**TASK DESCRIPTION**. Bring together all lines of the material below that contain the string "Education".

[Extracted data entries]

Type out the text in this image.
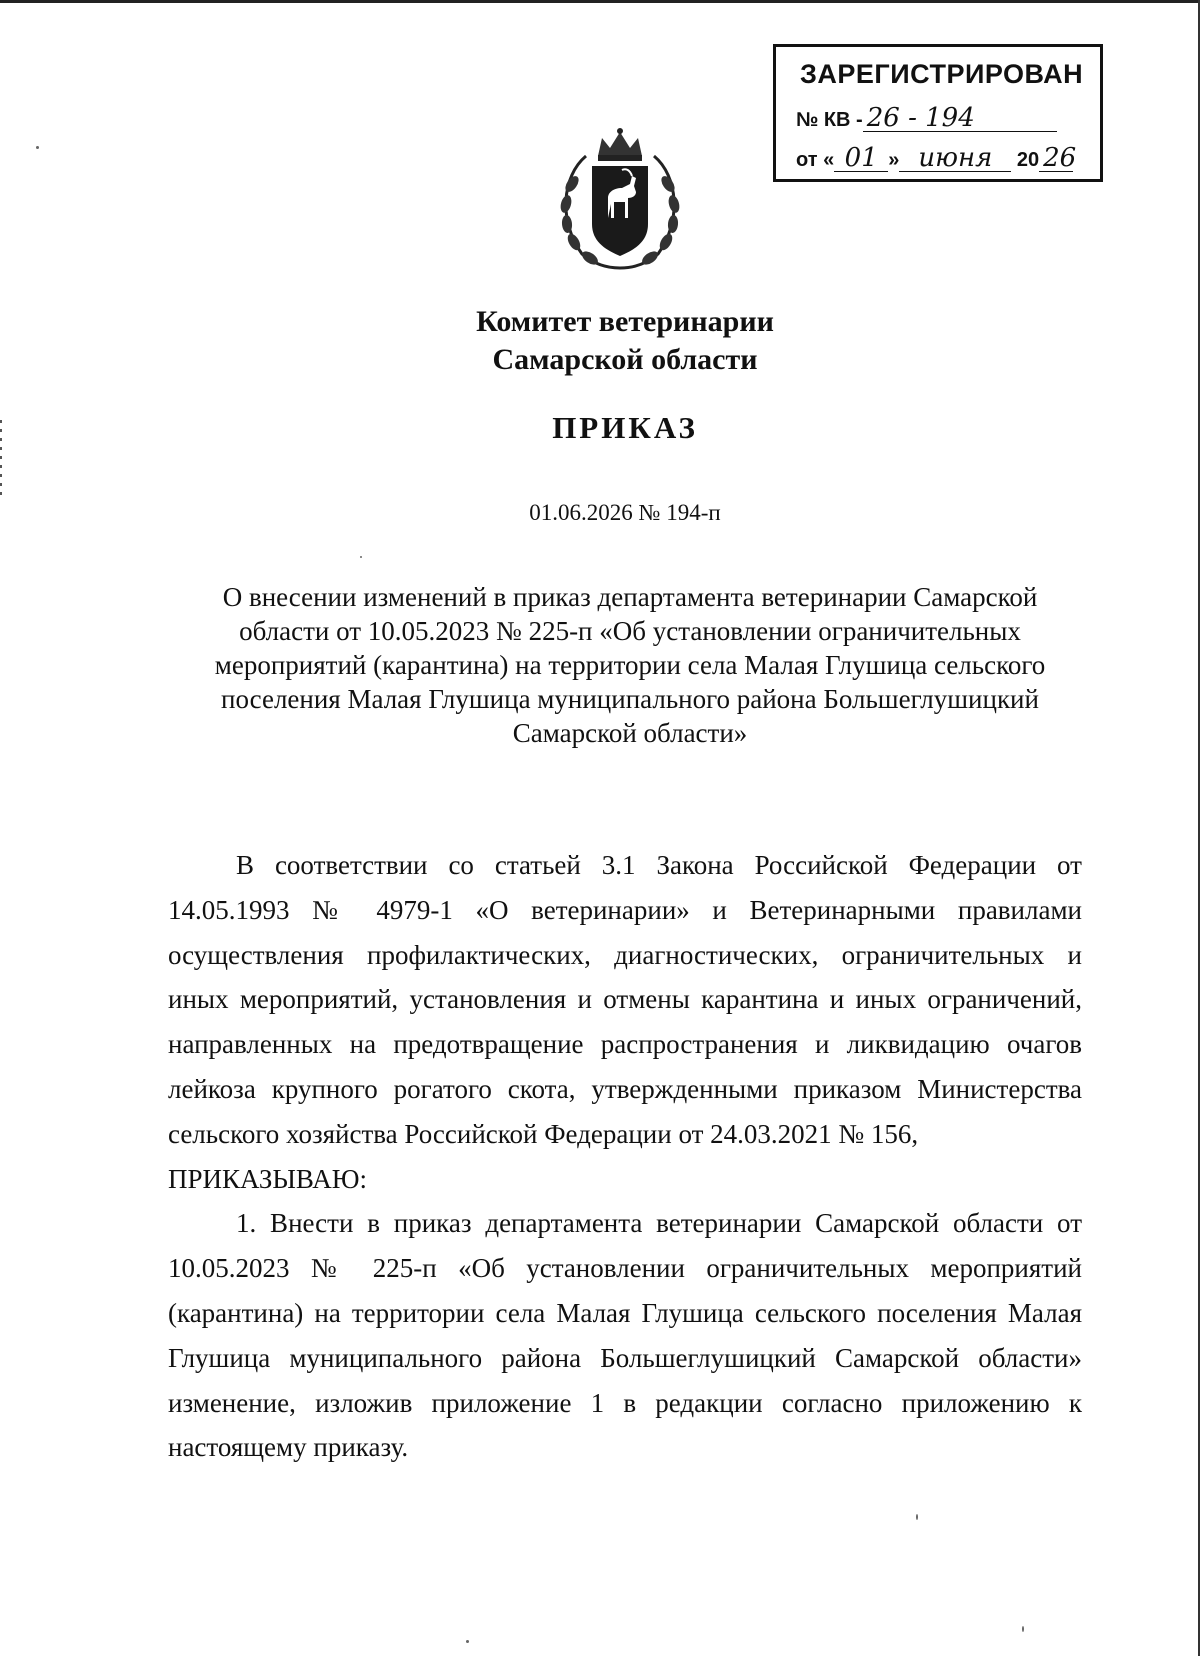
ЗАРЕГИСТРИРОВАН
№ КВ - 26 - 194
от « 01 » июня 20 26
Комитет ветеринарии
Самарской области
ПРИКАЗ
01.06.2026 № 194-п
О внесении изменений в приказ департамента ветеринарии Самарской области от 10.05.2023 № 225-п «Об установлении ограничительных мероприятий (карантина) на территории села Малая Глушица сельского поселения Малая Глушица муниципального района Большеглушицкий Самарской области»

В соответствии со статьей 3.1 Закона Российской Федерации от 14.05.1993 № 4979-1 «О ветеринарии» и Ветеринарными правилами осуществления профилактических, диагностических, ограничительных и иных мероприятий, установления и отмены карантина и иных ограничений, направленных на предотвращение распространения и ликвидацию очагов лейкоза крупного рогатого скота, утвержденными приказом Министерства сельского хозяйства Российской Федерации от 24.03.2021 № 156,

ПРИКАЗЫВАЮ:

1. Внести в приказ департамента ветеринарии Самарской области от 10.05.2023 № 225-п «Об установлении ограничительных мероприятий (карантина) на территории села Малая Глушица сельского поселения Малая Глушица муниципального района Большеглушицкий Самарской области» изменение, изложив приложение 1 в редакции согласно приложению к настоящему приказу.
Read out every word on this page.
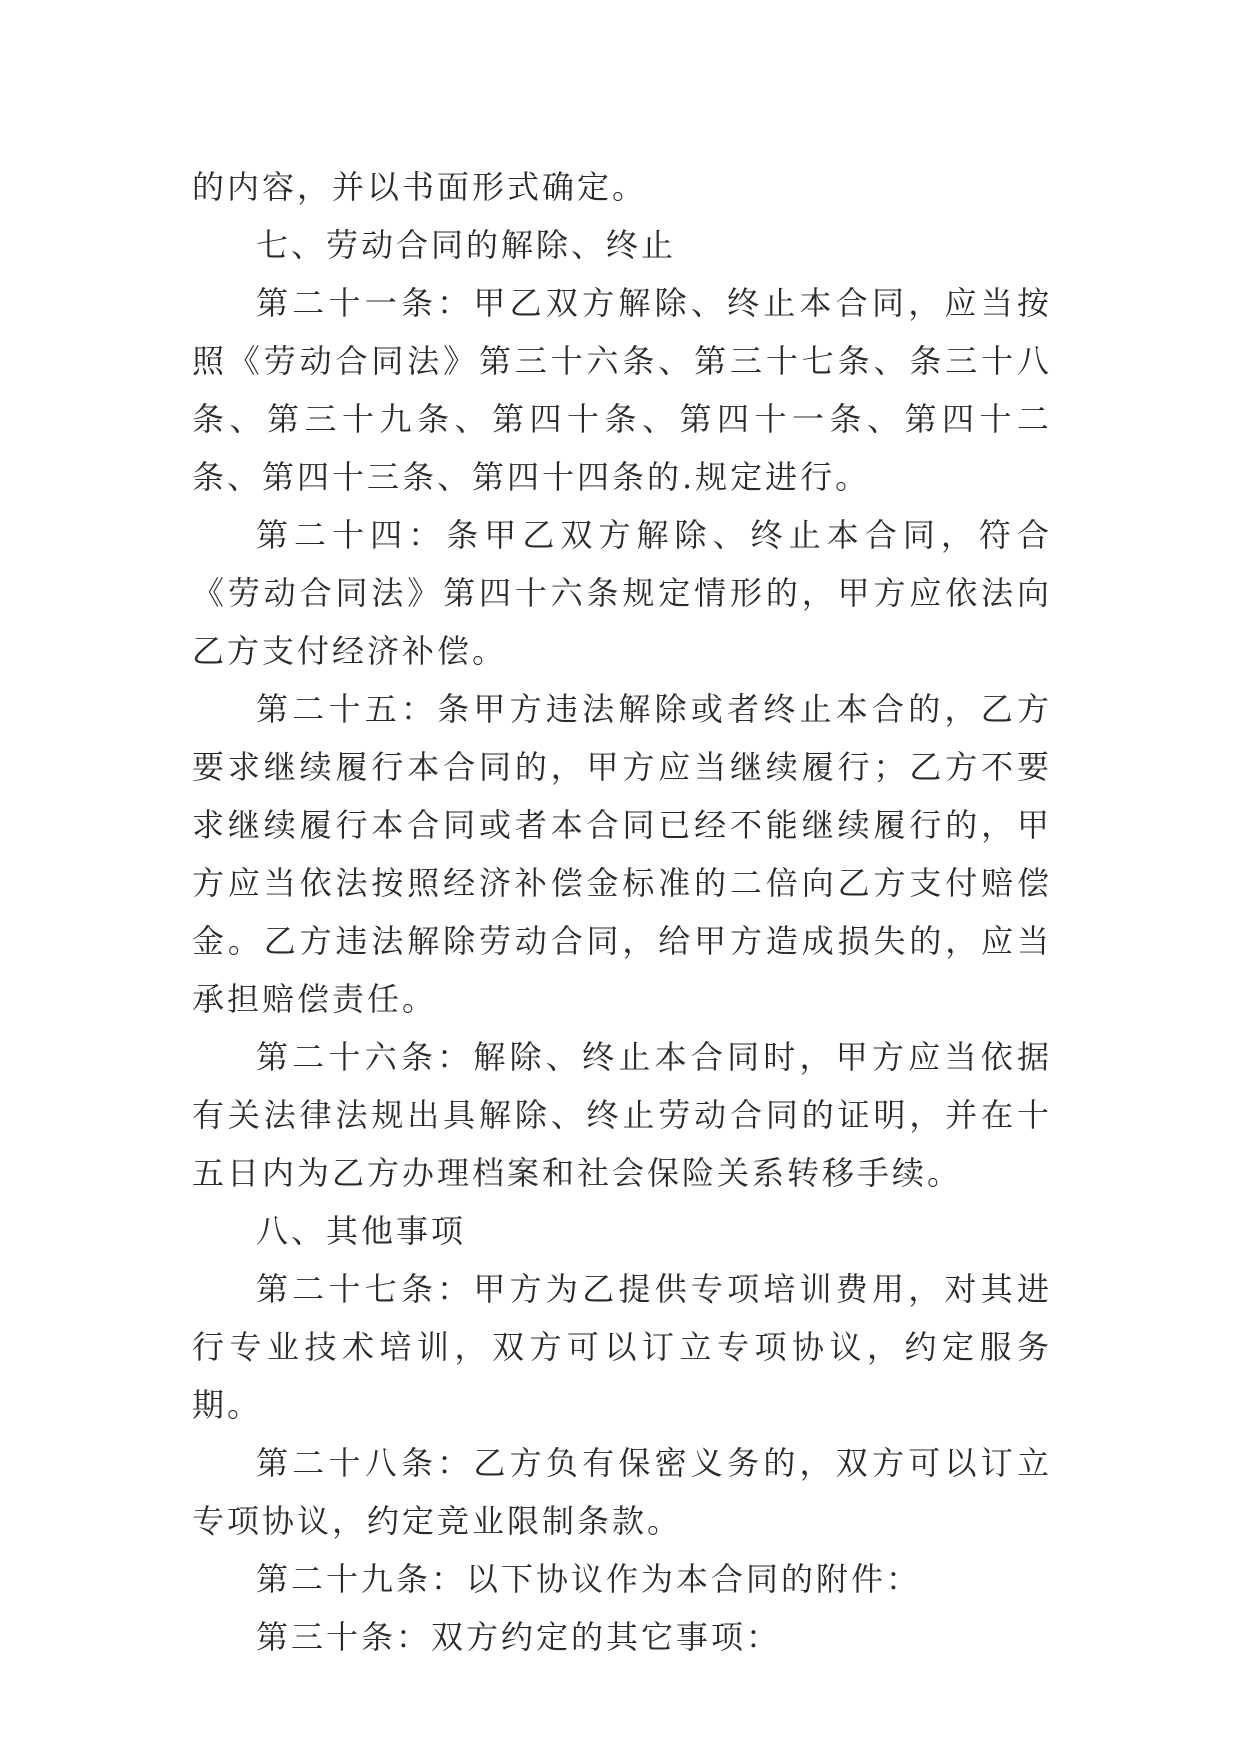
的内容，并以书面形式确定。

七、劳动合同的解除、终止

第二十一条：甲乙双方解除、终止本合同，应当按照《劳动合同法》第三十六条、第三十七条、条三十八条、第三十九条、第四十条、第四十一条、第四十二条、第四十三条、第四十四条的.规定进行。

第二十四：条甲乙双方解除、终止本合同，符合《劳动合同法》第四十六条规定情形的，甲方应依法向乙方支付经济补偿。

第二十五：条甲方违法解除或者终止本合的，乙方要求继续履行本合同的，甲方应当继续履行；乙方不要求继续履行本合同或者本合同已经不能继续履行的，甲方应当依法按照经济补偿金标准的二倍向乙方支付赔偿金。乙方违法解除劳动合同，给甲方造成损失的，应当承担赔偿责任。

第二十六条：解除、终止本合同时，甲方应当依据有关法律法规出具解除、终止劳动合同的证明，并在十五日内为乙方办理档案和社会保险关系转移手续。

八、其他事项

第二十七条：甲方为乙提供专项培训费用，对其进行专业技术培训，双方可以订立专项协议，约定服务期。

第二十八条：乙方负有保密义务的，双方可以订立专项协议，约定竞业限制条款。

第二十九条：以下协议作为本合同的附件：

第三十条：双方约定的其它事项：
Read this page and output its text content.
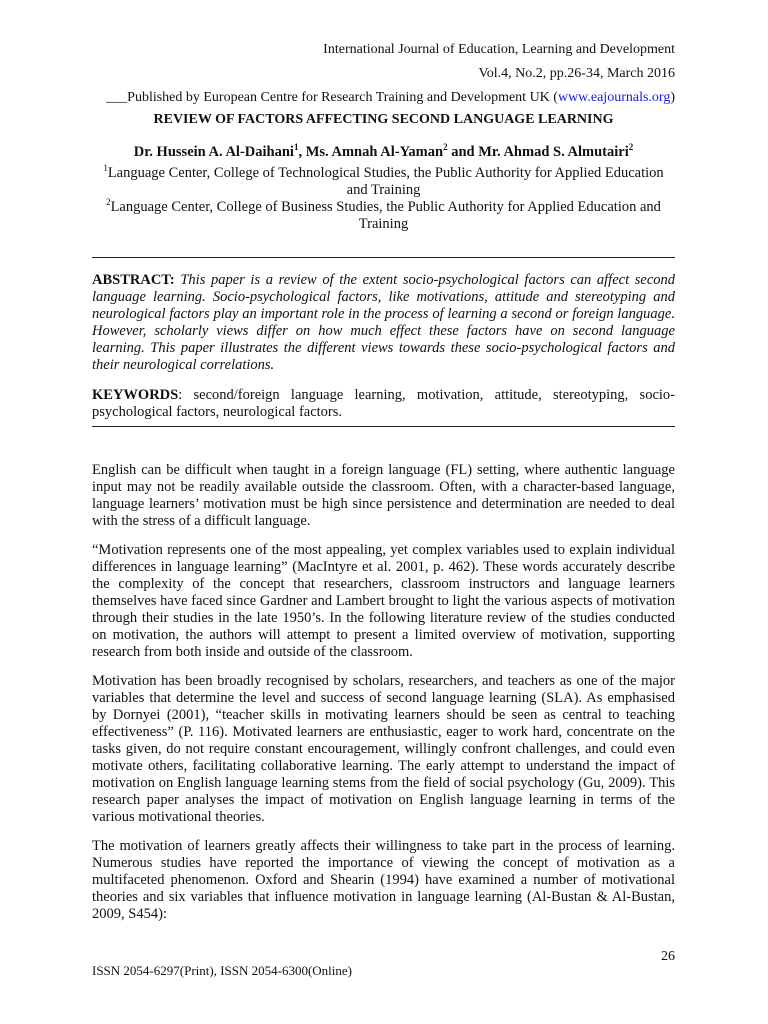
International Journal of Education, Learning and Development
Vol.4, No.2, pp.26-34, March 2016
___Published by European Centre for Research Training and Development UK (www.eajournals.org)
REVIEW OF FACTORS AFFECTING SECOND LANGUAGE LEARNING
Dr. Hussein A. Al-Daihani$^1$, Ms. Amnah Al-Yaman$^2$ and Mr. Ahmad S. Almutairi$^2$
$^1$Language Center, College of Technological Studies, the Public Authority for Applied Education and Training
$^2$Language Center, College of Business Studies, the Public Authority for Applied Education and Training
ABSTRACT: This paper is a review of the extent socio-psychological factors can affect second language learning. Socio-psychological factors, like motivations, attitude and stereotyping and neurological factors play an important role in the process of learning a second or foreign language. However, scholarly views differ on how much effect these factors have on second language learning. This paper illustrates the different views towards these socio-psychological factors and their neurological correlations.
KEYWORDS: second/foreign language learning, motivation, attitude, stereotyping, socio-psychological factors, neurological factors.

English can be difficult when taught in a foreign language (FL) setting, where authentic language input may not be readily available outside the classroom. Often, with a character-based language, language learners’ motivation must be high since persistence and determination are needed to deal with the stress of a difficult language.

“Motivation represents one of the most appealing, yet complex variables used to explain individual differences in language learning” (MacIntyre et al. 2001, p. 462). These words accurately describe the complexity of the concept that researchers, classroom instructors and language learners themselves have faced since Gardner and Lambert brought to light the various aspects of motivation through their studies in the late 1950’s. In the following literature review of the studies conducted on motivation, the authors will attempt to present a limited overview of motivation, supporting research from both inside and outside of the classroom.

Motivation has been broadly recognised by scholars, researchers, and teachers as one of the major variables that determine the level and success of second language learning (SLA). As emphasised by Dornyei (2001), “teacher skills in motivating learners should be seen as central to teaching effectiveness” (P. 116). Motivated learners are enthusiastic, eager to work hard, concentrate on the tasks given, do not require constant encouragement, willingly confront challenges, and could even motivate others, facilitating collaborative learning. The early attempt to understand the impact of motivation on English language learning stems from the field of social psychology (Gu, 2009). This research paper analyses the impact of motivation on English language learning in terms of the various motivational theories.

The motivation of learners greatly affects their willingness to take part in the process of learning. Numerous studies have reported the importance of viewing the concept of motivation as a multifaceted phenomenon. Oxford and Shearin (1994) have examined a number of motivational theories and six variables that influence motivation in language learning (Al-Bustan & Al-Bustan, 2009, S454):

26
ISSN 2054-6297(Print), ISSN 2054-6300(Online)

**RESULT**.
International Journal of Education, Learning and Development
$^1$Language Center, College of Technological Studies, the Public Authority for Applied Education and Training
$^2$Language Center, College of Business Studies, the Public Authority for Applied Education and Training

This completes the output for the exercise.